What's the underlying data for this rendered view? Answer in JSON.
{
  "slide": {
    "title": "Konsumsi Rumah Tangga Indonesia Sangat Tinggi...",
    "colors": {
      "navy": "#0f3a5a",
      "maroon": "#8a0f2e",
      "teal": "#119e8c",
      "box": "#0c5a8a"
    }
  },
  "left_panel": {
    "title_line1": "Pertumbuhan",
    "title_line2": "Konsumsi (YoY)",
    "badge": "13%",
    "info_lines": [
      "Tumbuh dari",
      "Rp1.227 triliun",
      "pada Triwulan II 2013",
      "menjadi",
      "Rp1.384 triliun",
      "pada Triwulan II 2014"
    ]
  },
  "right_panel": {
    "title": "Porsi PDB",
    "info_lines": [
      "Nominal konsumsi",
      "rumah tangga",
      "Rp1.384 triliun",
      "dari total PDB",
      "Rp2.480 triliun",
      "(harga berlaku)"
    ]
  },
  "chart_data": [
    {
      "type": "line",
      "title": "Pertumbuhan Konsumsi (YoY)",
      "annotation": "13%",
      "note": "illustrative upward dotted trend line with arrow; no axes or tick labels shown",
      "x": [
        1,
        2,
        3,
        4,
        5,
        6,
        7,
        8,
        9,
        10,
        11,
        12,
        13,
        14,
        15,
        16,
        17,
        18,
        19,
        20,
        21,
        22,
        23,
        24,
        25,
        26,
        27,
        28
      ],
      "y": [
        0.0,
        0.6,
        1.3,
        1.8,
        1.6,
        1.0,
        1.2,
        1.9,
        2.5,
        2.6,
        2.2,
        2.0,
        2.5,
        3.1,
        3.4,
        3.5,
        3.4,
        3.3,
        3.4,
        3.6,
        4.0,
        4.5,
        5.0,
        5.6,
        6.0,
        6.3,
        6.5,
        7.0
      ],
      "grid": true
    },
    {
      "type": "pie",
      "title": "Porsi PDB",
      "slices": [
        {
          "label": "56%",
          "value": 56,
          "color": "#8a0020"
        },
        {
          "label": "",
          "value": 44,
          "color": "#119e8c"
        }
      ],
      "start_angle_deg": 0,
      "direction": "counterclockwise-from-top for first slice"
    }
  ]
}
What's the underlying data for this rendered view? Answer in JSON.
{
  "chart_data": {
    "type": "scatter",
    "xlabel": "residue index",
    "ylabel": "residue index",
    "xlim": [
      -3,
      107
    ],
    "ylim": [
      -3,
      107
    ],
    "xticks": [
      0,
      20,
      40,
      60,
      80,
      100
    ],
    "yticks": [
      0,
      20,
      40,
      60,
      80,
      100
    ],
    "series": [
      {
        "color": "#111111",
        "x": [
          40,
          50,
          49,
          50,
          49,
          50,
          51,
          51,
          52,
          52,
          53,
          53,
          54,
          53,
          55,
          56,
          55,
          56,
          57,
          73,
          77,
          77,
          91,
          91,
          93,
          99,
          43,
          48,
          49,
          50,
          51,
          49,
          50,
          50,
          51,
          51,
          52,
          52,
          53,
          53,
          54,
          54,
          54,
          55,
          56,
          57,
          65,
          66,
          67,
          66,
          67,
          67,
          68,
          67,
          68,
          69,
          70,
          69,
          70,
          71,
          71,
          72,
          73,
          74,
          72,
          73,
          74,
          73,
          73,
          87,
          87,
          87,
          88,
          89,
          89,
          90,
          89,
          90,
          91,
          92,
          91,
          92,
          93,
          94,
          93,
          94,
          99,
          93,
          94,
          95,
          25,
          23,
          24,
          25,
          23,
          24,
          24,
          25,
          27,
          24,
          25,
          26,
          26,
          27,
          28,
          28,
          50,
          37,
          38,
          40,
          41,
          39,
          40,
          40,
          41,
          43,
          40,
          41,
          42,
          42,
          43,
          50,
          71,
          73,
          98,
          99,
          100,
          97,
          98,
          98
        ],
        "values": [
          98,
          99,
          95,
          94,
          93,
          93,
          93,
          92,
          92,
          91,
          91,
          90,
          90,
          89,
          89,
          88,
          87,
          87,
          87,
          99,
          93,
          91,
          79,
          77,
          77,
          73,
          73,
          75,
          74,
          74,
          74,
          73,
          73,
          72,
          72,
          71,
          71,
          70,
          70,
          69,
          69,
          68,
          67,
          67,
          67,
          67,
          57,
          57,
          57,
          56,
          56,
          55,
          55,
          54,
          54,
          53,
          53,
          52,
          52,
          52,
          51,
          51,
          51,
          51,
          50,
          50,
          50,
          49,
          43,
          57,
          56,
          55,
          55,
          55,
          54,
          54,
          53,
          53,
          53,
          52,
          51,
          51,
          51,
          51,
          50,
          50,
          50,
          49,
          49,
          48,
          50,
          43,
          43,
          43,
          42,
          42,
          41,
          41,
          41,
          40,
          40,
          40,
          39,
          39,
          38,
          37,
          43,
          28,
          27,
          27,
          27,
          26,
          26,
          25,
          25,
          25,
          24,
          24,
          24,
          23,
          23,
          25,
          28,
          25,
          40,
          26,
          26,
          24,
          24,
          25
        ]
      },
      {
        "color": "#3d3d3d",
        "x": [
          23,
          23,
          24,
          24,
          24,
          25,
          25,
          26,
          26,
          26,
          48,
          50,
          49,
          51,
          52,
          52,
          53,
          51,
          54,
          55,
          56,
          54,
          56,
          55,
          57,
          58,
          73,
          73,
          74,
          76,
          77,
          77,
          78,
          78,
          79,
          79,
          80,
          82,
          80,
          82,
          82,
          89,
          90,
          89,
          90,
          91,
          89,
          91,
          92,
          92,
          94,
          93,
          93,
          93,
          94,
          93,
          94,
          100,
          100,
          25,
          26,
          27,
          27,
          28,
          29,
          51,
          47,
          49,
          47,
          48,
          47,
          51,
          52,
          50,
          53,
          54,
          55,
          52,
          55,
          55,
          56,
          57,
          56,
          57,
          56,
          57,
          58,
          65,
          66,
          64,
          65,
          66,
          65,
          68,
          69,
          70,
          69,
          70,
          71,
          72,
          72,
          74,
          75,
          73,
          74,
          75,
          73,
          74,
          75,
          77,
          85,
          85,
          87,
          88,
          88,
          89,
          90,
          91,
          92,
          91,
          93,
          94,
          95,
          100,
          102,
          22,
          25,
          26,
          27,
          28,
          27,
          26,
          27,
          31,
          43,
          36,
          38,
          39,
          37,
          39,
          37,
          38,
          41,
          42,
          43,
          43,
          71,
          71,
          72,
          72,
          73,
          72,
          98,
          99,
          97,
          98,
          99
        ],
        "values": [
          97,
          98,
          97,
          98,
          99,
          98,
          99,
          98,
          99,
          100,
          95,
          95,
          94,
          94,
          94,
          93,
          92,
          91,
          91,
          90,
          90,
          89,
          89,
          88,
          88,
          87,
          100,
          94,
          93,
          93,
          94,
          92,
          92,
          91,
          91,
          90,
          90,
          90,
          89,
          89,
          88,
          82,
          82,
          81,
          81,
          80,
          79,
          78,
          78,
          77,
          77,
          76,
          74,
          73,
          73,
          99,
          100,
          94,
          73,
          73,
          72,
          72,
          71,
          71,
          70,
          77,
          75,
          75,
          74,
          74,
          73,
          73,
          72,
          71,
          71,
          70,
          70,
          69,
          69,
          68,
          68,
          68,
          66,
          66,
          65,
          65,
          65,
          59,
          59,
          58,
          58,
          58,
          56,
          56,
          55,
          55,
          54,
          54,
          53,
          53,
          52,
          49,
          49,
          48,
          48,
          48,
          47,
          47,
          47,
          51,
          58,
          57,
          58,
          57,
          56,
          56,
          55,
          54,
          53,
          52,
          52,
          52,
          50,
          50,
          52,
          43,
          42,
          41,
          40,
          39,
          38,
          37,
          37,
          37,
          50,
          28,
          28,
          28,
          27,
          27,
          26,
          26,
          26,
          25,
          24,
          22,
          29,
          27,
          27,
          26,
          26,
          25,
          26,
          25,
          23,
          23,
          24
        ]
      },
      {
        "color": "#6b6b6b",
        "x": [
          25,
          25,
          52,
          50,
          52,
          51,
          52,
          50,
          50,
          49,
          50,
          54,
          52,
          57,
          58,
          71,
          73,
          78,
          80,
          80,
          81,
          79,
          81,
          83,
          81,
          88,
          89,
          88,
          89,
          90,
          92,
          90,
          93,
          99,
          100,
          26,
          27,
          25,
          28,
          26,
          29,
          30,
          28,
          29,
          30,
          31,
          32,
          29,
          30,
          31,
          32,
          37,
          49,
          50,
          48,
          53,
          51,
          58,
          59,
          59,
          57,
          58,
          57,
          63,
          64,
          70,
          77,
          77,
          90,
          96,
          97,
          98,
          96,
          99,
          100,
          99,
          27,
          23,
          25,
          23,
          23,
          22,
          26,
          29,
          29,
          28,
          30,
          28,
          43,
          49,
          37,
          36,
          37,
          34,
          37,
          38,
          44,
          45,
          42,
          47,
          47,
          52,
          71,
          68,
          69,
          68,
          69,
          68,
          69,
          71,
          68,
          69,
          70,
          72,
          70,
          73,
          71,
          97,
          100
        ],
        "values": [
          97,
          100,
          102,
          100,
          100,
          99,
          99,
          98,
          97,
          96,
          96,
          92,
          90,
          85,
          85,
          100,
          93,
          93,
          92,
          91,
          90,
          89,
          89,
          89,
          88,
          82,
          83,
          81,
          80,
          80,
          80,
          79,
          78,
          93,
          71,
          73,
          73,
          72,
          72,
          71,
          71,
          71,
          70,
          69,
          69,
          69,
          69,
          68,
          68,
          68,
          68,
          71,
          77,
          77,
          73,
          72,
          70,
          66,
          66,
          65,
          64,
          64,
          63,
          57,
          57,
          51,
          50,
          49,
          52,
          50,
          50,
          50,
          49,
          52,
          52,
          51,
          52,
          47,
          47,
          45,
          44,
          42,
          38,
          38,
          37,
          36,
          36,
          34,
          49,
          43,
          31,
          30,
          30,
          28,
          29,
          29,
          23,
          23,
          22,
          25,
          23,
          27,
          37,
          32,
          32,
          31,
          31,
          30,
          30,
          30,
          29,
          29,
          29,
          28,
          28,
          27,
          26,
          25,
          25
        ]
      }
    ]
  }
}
━━━━━━━━━━━━━━━━
Task description. Only lines with the word "index" should be collected from the material.

Expected output.
    "xlabel": "residue index",
    "ylabel": "residue index",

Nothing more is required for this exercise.